• _PROBLEM REQUIREMENTS_
Find each line containing the string "Wind". Copy it.

Figure contents as structured data
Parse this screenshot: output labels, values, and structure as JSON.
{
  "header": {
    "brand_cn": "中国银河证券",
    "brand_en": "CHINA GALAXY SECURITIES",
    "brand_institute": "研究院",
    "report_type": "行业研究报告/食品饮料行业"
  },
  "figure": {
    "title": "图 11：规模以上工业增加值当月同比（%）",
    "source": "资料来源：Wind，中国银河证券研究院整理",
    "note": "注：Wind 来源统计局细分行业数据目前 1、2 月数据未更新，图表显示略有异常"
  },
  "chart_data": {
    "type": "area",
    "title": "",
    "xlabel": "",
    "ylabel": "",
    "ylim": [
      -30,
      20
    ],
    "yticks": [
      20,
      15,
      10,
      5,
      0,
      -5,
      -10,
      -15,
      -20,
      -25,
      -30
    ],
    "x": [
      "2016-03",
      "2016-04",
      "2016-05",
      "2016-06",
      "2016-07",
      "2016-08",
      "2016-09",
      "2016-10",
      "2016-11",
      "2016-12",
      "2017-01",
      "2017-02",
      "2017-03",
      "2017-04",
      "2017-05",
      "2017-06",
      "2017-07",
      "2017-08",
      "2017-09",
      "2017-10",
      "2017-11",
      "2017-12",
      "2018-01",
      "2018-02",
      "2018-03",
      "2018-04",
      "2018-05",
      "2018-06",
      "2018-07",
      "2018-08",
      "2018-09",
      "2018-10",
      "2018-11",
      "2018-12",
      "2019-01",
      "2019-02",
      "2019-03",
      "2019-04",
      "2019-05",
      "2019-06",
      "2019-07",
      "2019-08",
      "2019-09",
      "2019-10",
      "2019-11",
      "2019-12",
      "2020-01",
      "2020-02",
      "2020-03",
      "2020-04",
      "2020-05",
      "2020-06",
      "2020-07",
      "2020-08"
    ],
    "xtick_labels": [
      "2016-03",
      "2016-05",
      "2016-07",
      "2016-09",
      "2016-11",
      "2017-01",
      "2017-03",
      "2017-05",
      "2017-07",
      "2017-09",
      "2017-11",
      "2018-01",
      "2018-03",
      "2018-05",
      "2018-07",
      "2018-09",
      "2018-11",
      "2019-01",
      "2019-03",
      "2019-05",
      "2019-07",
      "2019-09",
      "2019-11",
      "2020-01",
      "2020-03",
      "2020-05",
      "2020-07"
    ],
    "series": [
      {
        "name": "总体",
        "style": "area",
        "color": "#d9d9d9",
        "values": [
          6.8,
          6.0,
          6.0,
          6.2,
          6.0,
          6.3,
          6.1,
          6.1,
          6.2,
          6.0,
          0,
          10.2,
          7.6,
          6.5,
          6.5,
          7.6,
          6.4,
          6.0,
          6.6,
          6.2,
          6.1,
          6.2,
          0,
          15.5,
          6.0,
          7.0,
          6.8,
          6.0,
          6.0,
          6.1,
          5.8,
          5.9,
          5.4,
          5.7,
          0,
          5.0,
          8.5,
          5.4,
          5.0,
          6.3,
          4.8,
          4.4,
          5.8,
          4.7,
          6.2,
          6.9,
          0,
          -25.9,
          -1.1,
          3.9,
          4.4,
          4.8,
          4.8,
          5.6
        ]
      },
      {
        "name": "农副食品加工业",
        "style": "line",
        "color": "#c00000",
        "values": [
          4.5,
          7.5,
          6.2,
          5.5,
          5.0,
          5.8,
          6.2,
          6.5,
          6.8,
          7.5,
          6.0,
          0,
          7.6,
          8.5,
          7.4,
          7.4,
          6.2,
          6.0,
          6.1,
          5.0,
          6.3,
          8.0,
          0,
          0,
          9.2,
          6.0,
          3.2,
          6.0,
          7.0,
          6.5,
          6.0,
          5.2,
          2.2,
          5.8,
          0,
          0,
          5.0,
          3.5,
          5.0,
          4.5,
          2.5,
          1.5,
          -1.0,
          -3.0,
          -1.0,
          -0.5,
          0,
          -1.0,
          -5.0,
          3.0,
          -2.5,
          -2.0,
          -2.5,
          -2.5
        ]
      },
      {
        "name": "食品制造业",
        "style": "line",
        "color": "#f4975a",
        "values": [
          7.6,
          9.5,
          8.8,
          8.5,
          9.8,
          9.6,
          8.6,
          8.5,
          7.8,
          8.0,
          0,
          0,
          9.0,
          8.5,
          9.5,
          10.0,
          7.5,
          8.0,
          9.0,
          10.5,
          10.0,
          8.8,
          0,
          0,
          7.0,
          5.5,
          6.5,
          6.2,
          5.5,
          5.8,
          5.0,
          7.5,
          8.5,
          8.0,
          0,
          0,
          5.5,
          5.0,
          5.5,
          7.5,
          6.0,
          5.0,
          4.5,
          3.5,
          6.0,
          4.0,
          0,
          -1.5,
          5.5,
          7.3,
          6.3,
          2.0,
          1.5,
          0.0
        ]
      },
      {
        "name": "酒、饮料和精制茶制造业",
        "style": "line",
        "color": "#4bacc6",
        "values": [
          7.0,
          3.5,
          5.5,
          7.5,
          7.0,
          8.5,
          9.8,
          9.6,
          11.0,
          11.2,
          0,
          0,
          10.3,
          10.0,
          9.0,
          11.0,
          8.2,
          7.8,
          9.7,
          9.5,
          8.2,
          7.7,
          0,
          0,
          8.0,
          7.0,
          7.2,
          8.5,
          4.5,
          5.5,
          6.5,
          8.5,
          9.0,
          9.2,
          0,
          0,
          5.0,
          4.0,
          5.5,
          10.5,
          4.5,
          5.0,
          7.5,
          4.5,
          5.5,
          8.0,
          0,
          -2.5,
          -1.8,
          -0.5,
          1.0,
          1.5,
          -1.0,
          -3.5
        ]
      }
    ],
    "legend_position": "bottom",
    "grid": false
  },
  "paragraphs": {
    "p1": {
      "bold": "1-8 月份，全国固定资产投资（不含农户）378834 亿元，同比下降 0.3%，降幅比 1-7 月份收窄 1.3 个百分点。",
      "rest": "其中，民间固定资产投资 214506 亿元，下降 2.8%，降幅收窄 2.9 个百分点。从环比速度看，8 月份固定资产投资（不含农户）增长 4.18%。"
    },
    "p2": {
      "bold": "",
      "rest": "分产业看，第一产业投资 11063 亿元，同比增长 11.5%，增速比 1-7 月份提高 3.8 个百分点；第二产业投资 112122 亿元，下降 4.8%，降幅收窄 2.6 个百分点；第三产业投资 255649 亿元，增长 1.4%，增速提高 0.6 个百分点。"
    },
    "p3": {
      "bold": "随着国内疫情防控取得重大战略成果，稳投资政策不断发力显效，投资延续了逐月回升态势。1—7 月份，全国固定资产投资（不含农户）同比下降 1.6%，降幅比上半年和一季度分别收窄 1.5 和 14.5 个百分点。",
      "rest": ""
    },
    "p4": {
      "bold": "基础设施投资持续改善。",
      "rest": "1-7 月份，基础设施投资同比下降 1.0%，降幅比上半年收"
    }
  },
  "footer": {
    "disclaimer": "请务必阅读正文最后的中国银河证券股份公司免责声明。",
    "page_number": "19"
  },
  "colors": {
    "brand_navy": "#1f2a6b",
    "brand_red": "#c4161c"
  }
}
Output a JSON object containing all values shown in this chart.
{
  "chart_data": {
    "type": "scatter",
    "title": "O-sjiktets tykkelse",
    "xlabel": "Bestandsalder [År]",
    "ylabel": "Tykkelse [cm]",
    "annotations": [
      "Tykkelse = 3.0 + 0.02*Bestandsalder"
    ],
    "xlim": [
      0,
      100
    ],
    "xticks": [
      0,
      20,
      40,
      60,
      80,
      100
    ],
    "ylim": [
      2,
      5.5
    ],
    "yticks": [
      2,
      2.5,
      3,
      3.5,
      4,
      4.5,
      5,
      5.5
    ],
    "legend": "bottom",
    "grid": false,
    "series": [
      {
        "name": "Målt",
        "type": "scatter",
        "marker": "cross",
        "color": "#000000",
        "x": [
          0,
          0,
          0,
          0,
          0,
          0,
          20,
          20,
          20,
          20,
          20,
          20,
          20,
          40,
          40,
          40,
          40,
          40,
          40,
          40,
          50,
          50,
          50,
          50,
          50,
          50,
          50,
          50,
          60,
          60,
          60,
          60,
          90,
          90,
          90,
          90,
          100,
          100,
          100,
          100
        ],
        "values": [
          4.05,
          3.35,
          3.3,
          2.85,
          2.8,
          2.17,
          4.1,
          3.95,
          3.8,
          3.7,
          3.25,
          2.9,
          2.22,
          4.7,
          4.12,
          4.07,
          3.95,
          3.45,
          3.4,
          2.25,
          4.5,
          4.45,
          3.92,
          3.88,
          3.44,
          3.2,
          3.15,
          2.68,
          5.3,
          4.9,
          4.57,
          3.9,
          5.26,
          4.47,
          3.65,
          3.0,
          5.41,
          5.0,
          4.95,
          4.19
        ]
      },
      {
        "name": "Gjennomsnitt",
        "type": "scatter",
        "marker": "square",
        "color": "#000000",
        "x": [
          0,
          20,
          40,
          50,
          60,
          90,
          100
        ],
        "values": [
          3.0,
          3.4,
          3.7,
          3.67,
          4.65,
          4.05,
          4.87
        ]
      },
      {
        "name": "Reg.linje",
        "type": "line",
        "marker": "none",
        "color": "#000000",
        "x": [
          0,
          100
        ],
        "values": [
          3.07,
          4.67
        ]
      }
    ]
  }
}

• _EXERCISE ANSWER_
    "source": "资料来源：Wind，中国银河证券研究院整理",
    "note": "注：Wind 来源统计局细分行业数据目前 1、2 月数据未更新，图表显示略有异常"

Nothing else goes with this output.